Exercise: Which lines hold the word "Output"? Show each of them.

[start Task input]

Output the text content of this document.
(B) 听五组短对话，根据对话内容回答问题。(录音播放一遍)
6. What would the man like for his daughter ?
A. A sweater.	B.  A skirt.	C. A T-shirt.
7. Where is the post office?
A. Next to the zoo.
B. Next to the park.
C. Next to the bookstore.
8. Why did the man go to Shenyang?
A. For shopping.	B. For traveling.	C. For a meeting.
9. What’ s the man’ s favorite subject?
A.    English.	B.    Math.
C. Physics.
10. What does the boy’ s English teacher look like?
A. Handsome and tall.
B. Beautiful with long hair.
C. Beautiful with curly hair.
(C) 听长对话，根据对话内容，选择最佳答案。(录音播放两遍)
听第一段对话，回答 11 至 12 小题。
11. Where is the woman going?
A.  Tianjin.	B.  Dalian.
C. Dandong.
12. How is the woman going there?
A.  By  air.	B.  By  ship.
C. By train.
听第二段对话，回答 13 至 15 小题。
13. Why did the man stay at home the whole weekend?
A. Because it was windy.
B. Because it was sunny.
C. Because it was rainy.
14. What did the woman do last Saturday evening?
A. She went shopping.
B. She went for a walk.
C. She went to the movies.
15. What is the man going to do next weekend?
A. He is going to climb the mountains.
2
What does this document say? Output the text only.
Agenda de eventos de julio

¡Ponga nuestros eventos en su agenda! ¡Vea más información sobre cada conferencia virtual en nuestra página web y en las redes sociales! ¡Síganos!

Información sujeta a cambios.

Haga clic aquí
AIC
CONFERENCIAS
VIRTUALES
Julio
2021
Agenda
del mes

[end Task input]

Response for this exercise:
Output the text content of this document.
What does this document say? Output the text only.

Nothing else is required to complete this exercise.